───── Dataset entries ─────

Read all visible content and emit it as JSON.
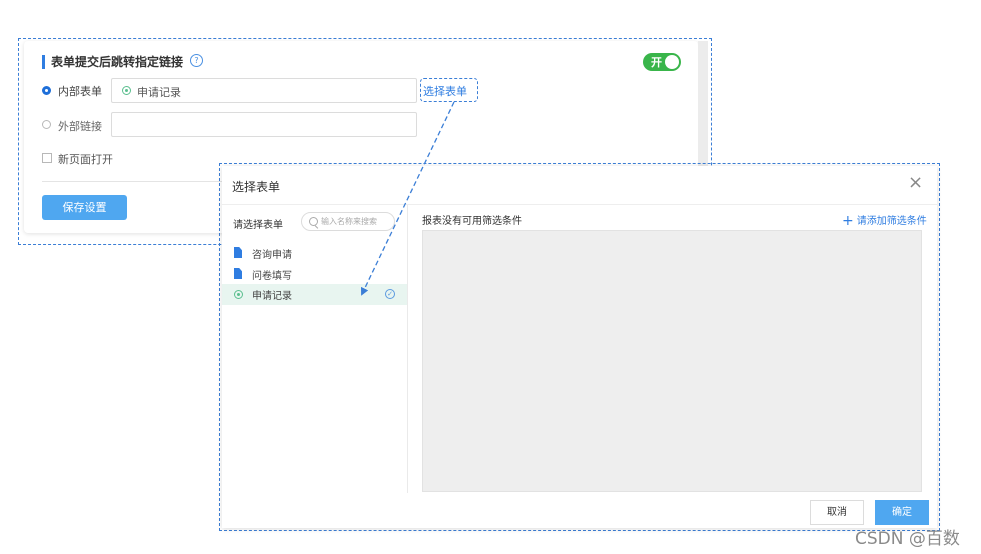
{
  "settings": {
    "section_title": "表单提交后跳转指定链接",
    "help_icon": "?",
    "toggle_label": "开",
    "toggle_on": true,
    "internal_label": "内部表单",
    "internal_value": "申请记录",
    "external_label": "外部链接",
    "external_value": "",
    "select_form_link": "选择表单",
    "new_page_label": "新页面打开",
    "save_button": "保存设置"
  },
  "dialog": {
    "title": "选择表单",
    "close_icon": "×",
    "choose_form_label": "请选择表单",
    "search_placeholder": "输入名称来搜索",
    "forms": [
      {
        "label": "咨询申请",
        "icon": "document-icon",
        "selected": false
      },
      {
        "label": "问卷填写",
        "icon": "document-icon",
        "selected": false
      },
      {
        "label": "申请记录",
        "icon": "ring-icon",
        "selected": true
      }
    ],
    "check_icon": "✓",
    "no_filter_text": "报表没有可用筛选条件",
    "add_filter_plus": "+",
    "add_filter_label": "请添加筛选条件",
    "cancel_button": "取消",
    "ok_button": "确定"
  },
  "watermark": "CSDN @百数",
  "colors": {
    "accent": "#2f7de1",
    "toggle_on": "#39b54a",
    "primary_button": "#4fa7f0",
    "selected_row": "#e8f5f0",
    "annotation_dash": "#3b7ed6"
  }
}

─────
───── Dataset entries ─────

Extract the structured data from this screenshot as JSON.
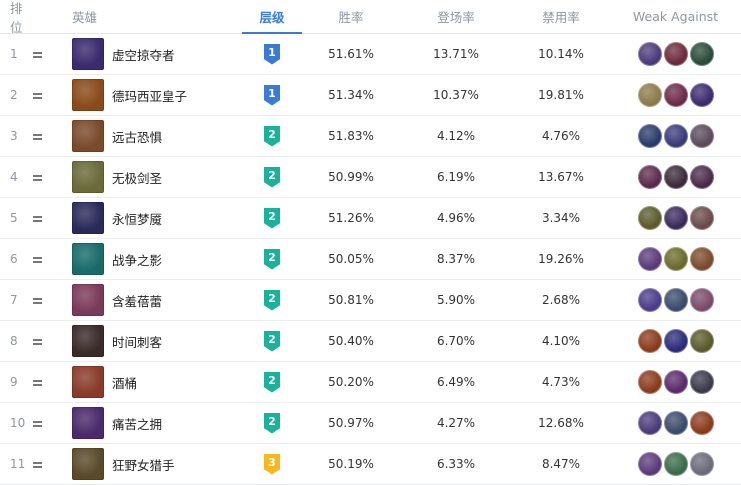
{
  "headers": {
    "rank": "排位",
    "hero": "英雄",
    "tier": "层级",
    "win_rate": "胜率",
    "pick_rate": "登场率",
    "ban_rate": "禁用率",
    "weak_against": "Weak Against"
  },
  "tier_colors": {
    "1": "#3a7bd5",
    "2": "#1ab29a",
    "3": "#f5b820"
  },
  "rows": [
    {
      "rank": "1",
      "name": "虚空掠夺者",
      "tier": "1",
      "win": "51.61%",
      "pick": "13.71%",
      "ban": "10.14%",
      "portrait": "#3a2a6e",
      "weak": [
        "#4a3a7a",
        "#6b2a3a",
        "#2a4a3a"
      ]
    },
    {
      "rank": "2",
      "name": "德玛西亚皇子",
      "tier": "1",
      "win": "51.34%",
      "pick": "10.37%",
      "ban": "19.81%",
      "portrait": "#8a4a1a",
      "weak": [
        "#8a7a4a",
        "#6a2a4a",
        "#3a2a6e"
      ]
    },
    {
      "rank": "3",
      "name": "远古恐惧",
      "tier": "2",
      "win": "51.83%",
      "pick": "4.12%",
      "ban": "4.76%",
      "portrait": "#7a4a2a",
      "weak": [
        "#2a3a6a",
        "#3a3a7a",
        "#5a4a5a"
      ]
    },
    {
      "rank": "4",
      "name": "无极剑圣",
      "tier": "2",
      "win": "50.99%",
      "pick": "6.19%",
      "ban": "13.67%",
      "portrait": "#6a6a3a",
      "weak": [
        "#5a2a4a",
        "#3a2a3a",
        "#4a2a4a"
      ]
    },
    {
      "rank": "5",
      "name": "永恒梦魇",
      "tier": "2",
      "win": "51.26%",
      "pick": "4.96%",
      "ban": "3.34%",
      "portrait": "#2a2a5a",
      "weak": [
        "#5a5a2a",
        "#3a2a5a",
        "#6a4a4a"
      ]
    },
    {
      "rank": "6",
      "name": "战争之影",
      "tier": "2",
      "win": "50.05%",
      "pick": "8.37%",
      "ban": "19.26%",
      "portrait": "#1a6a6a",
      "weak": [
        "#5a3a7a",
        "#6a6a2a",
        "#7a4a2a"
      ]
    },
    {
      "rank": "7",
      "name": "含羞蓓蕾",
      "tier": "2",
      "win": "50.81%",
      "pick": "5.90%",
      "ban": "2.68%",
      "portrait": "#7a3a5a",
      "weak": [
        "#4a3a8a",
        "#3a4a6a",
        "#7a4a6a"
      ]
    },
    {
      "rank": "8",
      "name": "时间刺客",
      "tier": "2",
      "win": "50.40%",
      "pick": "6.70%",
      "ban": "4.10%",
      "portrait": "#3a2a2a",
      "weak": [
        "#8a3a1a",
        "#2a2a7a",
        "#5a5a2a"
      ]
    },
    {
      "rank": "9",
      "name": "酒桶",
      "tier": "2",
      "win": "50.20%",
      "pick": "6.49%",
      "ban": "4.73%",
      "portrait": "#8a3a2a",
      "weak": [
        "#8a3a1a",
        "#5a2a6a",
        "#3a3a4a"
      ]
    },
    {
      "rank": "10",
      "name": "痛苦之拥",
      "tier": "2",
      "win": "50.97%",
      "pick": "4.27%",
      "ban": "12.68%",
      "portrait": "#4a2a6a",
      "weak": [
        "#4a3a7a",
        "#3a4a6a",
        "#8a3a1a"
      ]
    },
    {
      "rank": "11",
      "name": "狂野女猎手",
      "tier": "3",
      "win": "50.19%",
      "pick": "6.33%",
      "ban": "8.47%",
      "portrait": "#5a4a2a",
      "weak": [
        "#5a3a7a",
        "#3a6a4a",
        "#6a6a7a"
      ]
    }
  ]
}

─────

• [Task directions] Copy out every line of the material above that mentions the word "name".

• [Solution for this problem]
      "name": "虚空掠夺者",
      "name": "德玛西亚皇子",
      "name": "远古恐惧",
      "name": "无极剑圣",
      "name": "永恒梦魇",
      "name": "战争之影",
      "name": "含羞蓓蕾",
      "name": "时间刺客",
      "name": "酒桶",
      "name": "痛苦之拥",
      "name": "狂野女猎手",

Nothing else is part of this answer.